→ SUPPLIED MATERIAL
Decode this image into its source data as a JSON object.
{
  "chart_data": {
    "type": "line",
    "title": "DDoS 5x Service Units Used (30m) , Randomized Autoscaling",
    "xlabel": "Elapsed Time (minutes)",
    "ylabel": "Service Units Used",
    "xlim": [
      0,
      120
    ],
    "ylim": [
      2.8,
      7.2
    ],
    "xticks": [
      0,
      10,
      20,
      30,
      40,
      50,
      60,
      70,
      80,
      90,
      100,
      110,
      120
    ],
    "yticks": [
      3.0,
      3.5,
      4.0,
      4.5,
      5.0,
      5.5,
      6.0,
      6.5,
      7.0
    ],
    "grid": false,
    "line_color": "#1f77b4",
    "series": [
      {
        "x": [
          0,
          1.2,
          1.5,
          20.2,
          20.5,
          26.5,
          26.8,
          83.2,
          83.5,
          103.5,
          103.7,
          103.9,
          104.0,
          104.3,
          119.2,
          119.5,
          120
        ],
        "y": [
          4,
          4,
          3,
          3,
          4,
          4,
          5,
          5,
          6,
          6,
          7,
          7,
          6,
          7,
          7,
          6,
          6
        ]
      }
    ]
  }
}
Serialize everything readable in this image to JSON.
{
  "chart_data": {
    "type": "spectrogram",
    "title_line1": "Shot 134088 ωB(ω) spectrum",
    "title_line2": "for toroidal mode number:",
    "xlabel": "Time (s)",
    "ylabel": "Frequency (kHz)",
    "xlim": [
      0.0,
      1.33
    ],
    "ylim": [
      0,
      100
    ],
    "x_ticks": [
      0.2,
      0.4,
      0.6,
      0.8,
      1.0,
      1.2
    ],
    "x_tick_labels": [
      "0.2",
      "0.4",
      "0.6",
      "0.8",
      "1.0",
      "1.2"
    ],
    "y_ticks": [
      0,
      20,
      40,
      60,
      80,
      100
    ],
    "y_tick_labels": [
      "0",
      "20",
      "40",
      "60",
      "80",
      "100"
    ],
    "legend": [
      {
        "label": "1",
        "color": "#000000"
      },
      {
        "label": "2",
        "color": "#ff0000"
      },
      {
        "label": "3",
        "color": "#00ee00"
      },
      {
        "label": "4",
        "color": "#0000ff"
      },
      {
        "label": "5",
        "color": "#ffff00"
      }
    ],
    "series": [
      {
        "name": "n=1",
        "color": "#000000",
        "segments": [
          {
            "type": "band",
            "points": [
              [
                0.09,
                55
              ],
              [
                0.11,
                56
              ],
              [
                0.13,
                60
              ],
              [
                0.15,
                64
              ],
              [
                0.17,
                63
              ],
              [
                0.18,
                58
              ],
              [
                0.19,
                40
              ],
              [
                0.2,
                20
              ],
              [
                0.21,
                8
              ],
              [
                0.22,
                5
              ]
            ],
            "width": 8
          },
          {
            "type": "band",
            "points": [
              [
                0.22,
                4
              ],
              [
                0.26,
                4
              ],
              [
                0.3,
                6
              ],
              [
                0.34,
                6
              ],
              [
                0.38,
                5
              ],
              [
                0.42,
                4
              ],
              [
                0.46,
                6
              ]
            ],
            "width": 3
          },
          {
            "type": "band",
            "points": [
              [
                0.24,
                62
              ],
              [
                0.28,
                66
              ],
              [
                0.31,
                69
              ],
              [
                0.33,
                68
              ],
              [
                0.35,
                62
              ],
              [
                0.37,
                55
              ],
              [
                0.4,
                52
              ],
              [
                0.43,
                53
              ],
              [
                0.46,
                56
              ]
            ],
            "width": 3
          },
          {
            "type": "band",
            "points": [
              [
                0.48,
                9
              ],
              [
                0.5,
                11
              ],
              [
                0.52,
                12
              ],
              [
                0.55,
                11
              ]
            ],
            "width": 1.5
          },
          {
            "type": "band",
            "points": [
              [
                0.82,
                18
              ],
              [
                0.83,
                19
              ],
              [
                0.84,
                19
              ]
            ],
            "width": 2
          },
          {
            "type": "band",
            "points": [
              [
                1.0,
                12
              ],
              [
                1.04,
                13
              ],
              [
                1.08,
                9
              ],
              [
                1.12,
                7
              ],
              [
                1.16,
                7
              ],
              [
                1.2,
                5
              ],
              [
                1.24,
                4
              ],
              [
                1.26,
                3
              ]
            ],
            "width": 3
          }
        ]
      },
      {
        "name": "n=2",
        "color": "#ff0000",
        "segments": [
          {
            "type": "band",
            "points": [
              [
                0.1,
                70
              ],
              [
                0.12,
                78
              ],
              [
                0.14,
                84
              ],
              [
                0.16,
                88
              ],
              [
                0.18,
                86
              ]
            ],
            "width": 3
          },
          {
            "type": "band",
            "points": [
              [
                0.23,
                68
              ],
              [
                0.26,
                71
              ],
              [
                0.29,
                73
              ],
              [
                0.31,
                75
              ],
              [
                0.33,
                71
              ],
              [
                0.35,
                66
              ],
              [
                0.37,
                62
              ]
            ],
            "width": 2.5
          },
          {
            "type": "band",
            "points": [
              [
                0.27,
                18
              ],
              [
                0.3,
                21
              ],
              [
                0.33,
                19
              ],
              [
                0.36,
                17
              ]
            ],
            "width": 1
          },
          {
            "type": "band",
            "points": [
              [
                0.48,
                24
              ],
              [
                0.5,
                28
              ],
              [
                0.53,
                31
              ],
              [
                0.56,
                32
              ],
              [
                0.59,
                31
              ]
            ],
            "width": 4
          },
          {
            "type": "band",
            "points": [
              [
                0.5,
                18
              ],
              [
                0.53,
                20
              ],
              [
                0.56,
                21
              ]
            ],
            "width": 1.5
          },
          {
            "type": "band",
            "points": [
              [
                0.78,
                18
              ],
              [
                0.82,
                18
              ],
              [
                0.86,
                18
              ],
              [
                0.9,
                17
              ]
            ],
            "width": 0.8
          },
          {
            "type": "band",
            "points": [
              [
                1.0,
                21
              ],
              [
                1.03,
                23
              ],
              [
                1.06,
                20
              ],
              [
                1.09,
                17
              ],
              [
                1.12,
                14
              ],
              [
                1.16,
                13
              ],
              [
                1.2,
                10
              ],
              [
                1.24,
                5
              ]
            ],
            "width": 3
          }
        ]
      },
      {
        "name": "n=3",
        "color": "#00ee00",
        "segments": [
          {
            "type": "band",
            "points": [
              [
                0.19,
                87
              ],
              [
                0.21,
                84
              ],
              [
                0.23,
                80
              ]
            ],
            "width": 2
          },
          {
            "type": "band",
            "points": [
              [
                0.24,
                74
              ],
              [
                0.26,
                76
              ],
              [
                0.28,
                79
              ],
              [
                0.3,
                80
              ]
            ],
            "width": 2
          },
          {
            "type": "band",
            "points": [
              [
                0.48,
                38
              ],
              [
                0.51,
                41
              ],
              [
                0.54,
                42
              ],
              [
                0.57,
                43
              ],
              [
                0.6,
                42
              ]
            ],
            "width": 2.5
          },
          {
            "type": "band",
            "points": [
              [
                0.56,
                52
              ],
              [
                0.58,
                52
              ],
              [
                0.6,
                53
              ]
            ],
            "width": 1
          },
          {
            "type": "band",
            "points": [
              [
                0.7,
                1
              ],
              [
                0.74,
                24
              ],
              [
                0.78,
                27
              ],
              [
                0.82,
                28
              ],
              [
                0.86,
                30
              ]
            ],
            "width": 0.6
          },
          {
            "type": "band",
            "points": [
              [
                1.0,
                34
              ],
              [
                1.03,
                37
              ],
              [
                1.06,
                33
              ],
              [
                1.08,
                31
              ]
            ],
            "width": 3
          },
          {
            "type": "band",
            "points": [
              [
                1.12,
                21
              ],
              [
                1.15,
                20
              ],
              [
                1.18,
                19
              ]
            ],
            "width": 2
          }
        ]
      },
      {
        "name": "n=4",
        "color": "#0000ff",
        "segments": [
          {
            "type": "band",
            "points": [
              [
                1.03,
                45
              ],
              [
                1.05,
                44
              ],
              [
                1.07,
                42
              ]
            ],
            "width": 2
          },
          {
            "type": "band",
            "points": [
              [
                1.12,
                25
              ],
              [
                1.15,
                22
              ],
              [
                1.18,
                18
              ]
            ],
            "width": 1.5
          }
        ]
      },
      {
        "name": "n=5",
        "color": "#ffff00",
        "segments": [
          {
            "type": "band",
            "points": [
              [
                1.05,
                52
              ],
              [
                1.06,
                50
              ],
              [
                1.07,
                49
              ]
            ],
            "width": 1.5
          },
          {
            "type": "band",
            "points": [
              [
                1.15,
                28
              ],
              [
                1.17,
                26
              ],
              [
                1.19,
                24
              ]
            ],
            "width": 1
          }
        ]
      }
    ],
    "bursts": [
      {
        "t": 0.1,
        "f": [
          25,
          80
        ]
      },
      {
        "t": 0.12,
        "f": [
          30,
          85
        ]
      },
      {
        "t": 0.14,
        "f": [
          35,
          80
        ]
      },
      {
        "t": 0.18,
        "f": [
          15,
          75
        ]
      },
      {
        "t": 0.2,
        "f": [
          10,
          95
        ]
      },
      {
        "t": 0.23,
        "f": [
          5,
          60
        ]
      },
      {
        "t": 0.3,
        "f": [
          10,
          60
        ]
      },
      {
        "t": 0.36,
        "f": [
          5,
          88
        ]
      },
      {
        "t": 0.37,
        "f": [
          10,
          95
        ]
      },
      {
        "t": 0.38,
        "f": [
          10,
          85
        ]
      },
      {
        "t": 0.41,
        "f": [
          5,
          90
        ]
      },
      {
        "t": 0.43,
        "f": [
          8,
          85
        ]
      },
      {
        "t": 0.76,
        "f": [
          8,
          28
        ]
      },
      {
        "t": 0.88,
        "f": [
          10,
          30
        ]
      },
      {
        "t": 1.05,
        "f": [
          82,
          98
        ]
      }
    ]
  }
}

→ TASK BRIEF
Make a copy of each line that contains the string "image".

→ TASK RESULT
Decode this image into its source data as a JSON object.
Serialize everything readable in this image to JSON.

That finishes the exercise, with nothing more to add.